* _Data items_
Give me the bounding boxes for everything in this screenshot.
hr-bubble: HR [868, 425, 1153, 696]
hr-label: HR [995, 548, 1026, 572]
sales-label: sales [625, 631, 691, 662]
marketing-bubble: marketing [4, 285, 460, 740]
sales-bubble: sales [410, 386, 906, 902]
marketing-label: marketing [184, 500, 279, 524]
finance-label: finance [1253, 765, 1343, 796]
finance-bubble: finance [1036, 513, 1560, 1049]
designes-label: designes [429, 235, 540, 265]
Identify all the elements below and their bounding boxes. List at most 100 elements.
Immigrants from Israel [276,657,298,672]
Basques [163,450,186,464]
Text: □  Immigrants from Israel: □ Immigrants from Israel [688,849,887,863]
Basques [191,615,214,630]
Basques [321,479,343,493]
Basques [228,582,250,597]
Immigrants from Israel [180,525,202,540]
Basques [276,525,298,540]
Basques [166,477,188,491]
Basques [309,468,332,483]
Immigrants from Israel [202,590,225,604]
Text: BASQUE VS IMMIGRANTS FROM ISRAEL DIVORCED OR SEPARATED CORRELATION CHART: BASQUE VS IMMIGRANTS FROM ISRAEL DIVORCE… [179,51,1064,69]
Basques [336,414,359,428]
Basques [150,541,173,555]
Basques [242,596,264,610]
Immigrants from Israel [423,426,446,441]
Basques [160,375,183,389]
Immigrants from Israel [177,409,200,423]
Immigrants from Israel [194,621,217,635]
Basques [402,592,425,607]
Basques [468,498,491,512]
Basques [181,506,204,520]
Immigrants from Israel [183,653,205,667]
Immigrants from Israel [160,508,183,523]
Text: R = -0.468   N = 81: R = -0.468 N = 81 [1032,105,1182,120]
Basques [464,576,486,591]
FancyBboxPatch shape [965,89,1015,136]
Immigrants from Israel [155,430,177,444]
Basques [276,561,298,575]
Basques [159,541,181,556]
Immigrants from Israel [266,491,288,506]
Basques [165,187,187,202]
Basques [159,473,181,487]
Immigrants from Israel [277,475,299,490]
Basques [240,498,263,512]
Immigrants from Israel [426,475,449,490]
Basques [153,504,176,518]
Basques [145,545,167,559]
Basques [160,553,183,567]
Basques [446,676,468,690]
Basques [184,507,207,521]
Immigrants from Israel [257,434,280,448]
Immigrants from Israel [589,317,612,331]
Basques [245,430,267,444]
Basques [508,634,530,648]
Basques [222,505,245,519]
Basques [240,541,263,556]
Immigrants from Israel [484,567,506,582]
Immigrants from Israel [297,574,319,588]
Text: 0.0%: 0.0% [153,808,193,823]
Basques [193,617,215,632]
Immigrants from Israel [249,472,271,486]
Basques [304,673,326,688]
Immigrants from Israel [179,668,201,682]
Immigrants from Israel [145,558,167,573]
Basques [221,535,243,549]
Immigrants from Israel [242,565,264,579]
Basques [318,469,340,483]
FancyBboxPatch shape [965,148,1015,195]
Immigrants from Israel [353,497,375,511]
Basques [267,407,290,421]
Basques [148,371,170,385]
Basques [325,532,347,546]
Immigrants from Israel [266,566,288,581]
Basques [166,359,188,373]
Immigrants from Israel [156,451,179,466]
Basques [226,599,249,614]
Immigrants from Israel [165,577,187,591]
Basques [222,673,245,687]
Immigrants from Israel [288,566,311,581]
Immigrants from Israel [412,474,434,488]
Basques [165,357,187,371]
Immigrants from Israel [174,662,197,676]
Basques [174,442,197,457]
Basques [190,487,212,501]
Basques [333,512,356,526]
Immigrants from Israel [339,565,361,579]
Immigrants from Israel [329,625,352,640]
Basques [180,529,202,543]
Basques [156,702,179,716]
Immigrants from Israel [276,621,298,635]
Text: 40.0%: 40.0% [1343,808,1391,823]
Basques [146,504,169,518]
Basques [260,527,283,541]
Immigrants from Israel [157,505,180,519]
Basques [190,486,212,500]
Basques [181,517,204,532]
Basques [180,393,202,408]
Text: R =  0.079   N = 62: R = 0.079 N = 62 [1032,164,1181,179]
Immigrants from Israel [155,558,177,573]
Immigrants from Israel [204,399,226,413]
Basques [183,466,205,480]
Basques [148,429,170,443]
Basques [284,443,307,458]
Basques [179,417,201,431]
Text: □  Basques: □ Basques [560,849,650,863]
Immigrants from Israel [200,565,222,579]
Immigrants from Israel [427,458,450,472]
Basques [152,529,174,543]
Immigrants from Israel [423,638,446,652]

* _TO DO_
Please arrange all the rows above as a numbered list, leaving out any blank lines.

* _EXPECTED ANSWER_
1. Give me the bounding boxes for everything in this screenshot.
2. hr-bubble: HR [868, 425, 1153, 696]
3. hr-label: HR [995, 548, 1026, 572]
4. sales-label: sales [625, 631, 691, 662]
5. marketing-bubble: marketing [4, 285, 460, 740]
6. sales-bubble: sales [410, 386, 906, 902]
7. marketing-label: marketing [184, 500, 279, 524]
8. finance-label: finance [1253, 765, 1343, 796]
9. finance-bubble: finance [1036, 513, 1560, 1049]
10. designes-label: designes [429, 235, 540, 265]
11. Identify all the elements below and their bounding boxes. List at most 100 elements.
12. Immigrants from Israel [276,657,298,672]
13. Basques [163,450,186,464]
14. Text: □  Immigrants from Israel: □ Immigrants from Israel [688,849,887,863]
15. Basques [191,615,214,630]
16. Basques [321,479,343,493]
17. Basques [228,582,250,597]
18. Immigrants from Israel [180,525,202,540]
19. Basques [276,525,298,540]
20. Basques [166,477,188,491]
21. Basques [309,468,332,483]
22. Immigrants from Israel [202,590,225,604]
23. Text: BASQUE VS IMMIGRANTS FROM ISRAEL DIVORCED OR SEPARATED CORRELATION CHART: BASQUE VS IMMIGRANTS FROM ISRAEL DIVORCE… [179,51,1064,69]
24. Basques [336,414,359,428]
25. Basques [150,541,173,555]
26. Basques [242,596,264,610]
27. Immigrants from Israel [423,426,446,441]
28. Basques [160,375,183,389]
29. Immigrants from Israel [177,409,200,423]
30. Immigrants from Israel [194,621,217,635]
31. Basques [402,592,425,607]
32. Basques [468,498,491,512]
33. Basques [181,506,204,520]
34. Immigrants from Israel [183,653,205,667]
35. Immigrants from Israel [160,508,183,523]
36. Text: R = -0.468   N = 81: R = -0.468 N = 81 [1032,105,1182,120]
37. Basques [464,576,486,591]
38. FancyBboxPatch shape [965,89,1015,136]
39. Immigrants from Israel [155,430,177,444]
40. Basques [276,561,298,575]
41. Basques [159,541,181,556]
42. Immigrants from Israel [266,491,288,506]
43. Basques [165,187,187,202]
44. Basques [159,473,181,487]
45. Immigrants from Israel [277,475,299,490]
46. Basques [240,498,263,512]
47. Immigrants from Israel [426,475,449,490]
48. Basques [153,504,176,518]
49. Basques [145,545,167,559]
50. Basques [160,553,183,567]
51. Basques [446,676,468,690]
52. Basques [184,507,207,521]
53. Immigrants from Israel [257,434,280,448]
54. Immigrants from Israel [589,317,612,331]
55. Basques [245,430,267,444]
56. Basques [508,634,530,648]
57. Basques [222,505,245,519]
58. Basques [240,541,263,556]
59. Immigrants from Israel [484,567,506,582]
60. Immigrants from Israel [297,574,319,588]
61. Text: 0.0%: 0.0% [153,808,193,823]
62. Basques [193,617,215,632]
63. Immigrants from Israel [249,472,271,486]
64. Basques [304,673,326,688]
65. Immigrants from Israel [179,668,201,682]
66. Immigrants from Israel [145,558,167,573]
67. Basques [221,535,243,549]
68. Immigrants from Israel [242,565,264,579]
69. Basques [318,469,340,483]
70. FancyBboxPatch shape [965,148,1015,195]
71. Immigrants from Israel [353,497,375,511]
72. Basques [267,407,290,421]
73. Basques [148,371,170,385]
74. Basques [325,532,347,546]
75. Immigrants from Israel [266,566,288,581]
76. Basques [166,359,188,373]
77. Immigrants from Israel [156,451,179,466]
78. Basques [226,599,249,614]
79. Immigrants from Israel [165,577,187,591]
80. Basques [222,673,245,687]
81. Immigrants from Israel [288,566,311,581]
82. Immigrants from Israel [412,474,434,488]
83. Basques [165,357,187,371]
84. Immigrants from Israel [174,662,197,676]
85. Basques [174,442,197,457]
86. Basques [190,487,212,501]
87. Basques [333,512,356,526]
88. Immigrants from Israel [339,565,361,579]
89. Immigrants from Israel [329,625,352,640]
90. Basques [180,529,202,543]
91. Basques [156,702,179,716]
92. Immigrants from Israel [276,621,298,635]
93. Text: 40.0%: 40.0% [1343,808,1391,823]
94. Basques [146,504,169,518]
95. Basques [260,527,283,541]
96. Immigrants from Israel [157,505,180,519]
97. Basques [190,486,212,500]
98. Basques [181,517,204,532]
99. Basques [180,393,202,408]
100. Text: R =  0.079   N = 62: R = 0.079 N = 62 [1032,164,1181,179]
101. Immigrants from Israel [155,558,177,573]
102. Immigrants from Israel [204,399,226,413]
103. Basques [183,466,205,480]
104. Basques [148,429,170,443]
105. Basques [284,443,307,458]
106. Basques [179,417,201,431]
107. Text: □  Basques: □ Basques [560,849,650,863]
108. Immigrants from Israel [200,565,222,579]
109. Immigrants from Israel [427,458,450,472]
110. Basques [152,529,174,543]
111. Immigrants from Israel [423,638,446,652]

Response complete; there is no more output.